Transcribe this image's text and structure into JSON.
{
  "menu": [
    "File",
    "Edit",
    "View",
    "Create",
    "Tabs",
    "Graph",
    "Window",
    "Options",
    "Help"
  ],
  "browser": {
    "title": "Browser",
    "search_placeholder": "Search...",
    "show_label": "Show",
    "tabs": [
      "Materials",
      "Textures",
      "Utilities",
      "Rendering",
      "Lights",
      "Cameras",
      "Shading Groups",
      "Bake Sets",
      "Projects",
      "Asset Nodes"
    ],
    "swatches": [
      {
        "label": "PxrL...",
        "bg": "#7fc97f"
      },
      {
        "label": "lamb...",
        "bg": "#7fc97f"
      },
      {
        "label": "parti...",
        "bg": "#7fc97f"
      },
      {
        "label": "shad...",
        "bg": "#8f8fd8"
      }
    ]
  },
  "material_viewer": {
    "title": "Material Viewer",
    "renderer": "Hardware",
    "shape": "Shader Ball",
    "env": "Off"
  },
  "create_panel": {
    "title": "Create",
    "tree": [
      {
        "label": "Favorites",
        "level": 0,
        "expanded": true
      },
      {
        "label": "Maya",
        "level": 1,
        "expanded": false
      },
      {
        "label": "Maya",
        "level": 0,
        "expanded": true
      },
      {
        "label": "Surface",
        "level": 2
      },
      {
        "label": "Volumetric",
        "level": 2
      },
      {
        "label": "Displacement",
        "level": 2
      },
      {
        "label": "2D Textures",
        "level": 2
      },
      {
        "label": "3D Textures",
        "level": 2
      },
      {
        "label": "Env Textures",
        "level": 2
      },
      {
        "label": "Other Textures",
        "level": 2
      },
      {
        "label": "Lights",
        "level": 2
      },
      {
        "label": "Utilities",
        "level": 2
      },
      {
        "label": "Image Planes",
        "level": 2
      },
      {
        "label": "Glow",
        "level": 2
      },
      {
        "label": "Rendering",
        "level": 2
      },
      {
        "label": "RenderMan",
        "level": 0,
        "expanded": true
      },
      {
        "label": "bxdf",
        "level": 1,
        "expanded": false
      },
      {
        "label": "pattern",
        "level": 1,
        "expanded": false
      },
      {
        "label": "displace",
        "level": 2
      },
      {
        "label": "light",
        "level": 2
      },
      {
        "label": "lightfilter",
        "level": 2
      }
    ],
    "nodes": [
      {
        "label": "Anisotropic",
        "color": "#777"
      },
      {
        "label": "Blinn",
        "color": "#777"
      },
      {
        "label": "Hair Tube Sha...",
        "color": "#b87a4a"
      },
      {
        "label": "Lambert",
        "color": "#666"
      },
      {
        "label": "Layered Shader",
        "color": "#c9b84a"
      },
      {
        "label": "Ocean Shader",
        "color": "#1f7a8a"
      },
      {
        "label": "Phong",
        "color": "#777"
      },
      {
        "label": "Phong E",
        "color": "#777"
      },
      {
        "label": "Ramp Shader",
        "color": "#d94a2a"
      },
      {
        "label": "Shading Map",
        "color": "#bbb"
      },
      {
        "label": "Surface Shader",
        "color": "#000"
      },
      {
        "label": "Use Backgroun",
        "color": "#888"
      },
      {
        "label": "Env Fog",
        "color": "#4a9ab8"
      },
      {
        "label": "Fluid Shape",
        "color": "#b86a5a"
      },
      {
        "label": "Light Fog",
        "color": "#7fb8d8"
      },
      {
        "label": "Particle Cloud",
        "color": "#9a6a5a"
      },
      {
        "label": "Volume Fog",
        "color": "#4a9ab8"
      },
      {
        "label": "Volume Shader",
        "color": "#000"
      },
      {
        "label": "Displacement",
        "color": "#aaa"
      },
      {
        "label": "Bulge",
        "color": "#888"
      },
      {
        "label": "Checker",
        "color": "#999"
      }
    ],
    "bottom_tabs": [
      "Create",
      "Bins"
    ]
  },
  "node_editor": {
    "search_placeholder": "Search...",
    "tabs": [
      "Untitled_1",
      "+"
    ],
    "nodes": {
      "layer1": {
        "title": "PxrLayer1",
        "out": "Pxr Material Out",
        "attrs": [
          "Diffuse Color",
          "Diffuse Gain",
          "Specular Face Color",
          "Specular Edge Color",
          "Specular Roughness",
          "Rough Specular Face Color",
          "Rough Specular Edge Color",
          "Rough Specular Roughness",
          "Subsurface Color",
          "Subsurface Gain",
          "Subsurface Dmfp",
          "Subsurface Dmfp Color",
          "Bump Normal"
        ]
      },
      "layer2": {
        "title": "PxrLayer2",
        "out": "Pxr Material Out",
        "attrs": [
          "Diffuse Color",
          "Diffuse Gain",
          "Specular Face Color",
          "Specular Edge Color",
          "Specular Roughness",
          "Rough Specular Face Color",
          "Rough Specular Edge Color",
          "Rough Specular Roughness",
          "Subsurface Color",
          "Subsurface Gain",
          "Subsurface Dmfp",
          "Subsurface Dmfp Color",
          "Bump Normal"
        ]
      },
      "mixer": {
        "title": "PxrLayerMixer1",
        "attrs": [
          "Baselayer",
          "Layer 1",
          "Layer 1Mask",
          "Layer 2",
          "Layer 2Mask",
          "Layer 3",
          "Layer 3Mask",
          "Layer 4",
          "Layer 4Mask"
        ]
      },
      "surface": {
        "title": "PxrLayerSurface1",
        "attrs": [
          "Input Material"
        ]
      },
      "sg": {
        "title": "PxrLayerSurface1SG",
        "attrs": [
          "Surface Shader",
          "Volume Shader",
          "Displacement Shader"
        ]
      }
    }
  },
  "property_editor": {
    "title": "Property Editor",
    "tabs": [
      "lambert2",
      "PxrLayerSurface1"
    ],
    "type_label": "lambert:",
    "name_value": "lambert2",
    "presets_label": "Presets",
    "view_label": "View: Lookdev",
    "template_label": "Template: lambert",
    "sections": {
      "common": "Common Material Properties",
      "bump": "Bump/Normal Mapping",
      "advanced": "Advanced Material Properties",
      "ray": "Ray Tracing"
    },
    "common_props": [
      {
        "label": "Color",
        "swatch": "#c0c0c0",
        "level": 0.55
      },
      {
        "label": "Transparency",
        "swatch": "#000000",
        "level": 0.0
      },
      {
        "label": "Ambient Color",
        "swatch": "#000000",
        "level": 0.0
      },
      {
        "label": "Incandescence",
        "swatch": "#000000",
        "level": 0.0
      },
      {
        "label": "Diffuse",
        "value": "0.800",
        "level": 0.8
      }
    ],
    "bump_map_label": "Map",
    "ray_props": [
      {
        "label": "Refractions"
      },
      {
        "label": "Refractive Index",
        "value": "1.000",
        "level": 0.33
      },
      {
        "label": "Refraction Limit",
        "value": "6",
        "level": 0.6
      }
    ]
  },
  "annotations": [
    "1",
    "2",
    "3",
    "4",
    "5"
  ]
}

§ **WHAT YOU WILL DO**
Give back all the data exactly as written.

§ **RIGHT ANSWER**
Transcribe this image's text and structure into JSON.
{
  "menu": [
    "File",
    "Edit",
    "View",
    "Create",
    "Tabs",
    "Graph",
    "Window",
    "Options",
    "Help"
  ],
  "browser": {
    "title": "Browser",
    "search_placeholder": "Search...",
    "show_label": "Show",
    "tabs": [
      "Materials",
      "Textures",
      "Utilities",
      "Rendering",
      "Lights",
      "Cameras",
      "Shading Groups",
      "Bake Sets",
      "Projects",
      "Asset Nodes"
    ],
    "swatches": [
      {
        "label": "PxrL...",
        "bg": "#7fc97f"
      },
      {
        "label": "lamb...",
        "bg": "#7fc97f"
      },
      {
        "label": "parti...",
        "bg": "#7fc97f"
      },
      {
        "label": "shad...",
        "bg": "#8f8fd8"
      }
    ]
  },
  "material_viewer": {
    "title": "Material Viewer",
    "renderer": "Hardware",
    "shape": "Shader Ball",
    "env": "Off"
  },
  "create_panel": {
    "title": "Create",
    "tree": [
      {
        "label": "Favorites",
        "level": 0,
        "expanded": true
      },
      {
        "label": "Maya",
        "level": 1,
        "expanded": false
      },
      {
        "label": "Maya",
        "level": 0,
        "expanded": true
      },
      {
        "label": "Surface",
        "level": 2
      },
      {
        "label": "Volumetric",
        "level": 2
      },
      {
        "label": "Displacement",
        "level": 2
      },
      {
        "label": "2D Textures",
        "level": 2
      },
      {
        "label": "3D Textures",
        "level": 2
      },
      {
        "label": "Env Textures",
        "level": 2
      },
      {
        "label": "Other Textures",
        "level": 2
      },
      {
        "label": "Lights",
        "level": 2
      },
      {
        "label": "Utilities",
        "level": 2
      },
      {
        "label": "Image Planes",
        "level": 2
      },
      {
        "label": "Glow",
        "level": 2
      },
      {
        "label": "Rendering",
        "level": 2
      },
      {
        "label": "RenderMan",
        "level": 0,
        "expanded": true
      },
      {
        "label": "bxdf",
        "level": 1,
        "expanded": false
      },
      {
        "label": "pattern",
        "level": 1,
        "expanded": false
      },
      {
        "label": "displace",
        "level": 2
      },
      {
        "label": "light",
        "level": 2
      },
      {
        "label": "lightfilter",
        "level": 2
      }
    ],
    "nodes": [
      {
        "label": "Anisotropic",
        "color": "#777"
      },
      {
        "label": "Blinn",
        "color": "#777"
      },
      {
        "label": "Hair Tube Sha...",
        "color": "#b87a4a"
      },
      {
        "label": "Lambert",
        "color": "#666"
      },
      {
        "label": "Layered Shader",
        "color": "#c9b84a"
      },
      {
        "label": "Ocean Shader",
        "color": "#1f7a8a"
      },
      {
        "label": "Phong",
        "color": "#777"
      },
      {
        "label": "Phong E",
        "color": "#777"
      },
      {
        "label": "Ramp Shader",
        "color": "#d94a2a"
      },
      {
        "label": "Shading Map",
        "color": "#bbb"
      },
      {
        "label": "Surface Shader",
        "color": "#000"
      },
      {
        "label": "Use Backgroun",
        "color": "#888"
      },
      {
        "label": "Env Fog",
        "color": "#4a9ab8"
      },
      {
        "label": "Fluid Shape",
        "color": "#b86a5a"
      },
      {
        "label": "Light Fog",
        "color": "#7fb8d8"
      },
      {
        "label": "Particle Cloud",
        "color": "#9a6a5a"
      },
      {
        "label": "Volume Fog",
        "color": "#4a9ab8"
      },
      {
        "label": "Volume Shader",
        "color": "#000"
      },
      {
        "label": "Displacement",
        "color": "#aaa"
      },
      {
        "label": "Bulge",
        "color": "#888"
      },
      {
        "label": "Checker",
        "color": "#999"
      }
    ],
    "bottom_tabs": [
      "Create",
      "Bins"
    ]
  },
  "node_editor": {
    "search_placeholder": "Search...",
    "tabs": [
      "Untitled_1",
      "+"
    ],
    "nodes": {
      "layer1": {
        "title": "PxrLayer1",
        "out": "Pxr Material Out",
        "attrs": [
          "Diffuse Color",
          "Diffuse Gain",
          "Specular Face Color",
          "Specular Edge Color",
          "Specular Roughness",
          "Rough Specular Face Color",
          "Rough Specular Edge Color",
          "Rough Specular Roughness",
          "Subsurface Color",
          "Subsurface Gain",
          "Subsurface Dmfp",
          "Subsurface Dmfp Color",
          "Bump Normal"
        ]
      },
      "layer2": {
        "title": "PxrLayer2",
        "out": "Pxr Material Out",
        "attrs": [
          "Diffuse Color",
          "Diffuse Gain",
          "Specular Face Color",
          "Specular Edge Color",
          "Specular Roughness",
          "Rough Specular Face Color",
          "Rough Specular Edge Color",
          "Rough Specular Roughness",
          "Subsurface Color",
          "Subsurface Gain",
          "Subsurface Dmfp",
          "Subsurface Dmfp Color",
          "Bump Normal"
        ]
      },
      "mixer": {
        "title": "PxrLayerMixer1",
        "attrs": [
          "Baselayer",
          "Layer 1",
          "Layer 1Mask",
          "Layer 2",
          "Layer 2Mask",
          "Layer 3",
          "Layer 3Mask",
          "Layer 4",
          "Layer 4Mask"
        ]
      },
      "surface": {
        "title": "PxrLayerSurface1",
        "attrs": [
          "Input Material"
        ]
      },
      "sg": {
        "title": "PxrLayerSurface1SG",
        "attrs": [
          "Surface Shader",
          "Volume Shader",
          "Displacement Shader"
        ]
      }
    }
  },
  "property_editor": {
    "title": "Property Editor",
    "tabs": [
      "lambert2",
      "PxrLayerSurface1"
    ],
    "type_label": "lambert:",
    "name_value": "lambert2",
    "presets_label": "Presets",
    "view_label": "View: Lookdev",
    "template_label": "Template: lambert",
    "sections": {
      "common": "Common Material Properties",
      "bump": "Bump/Normal Mapping",
      "advanced": "Advanced Material Properties",
      "ray": "Ray Tracing"
    },
    "common_props": [
      {
        "label": "Color",
        "swatch": "#c0c0c0",
        "level": 0.55
      },
      {
        "label": "Transparency",
        "swatch": "#000000",
        "level": 0.0
      },
      {
        "label": "Ambient Color",
        "swatch": "#000000",
        "level": 0.0
      },
      {
        "label": "Incandescence",
        "swatch": "#000000",
        "level": 0.0
      },
      {
        "label": "Diffuse",
        "value": "0.800",
        "level": 0.8
      }
    ],
    "bump_map_label": "Map",
    "ray_props": [
      {
        "label": "Refractions"
      },
      {
        "label": "Refractive Index",
        "value": "1.000",
        "level": 0.33
      },
      {
        "label": "Refraction Limit",
        "value": "6",
        "level": 0.6
      }
    ]
  },
  "annotations": [
    "1",
    "2",
    "3",
    "4",
    "5"
  ]
}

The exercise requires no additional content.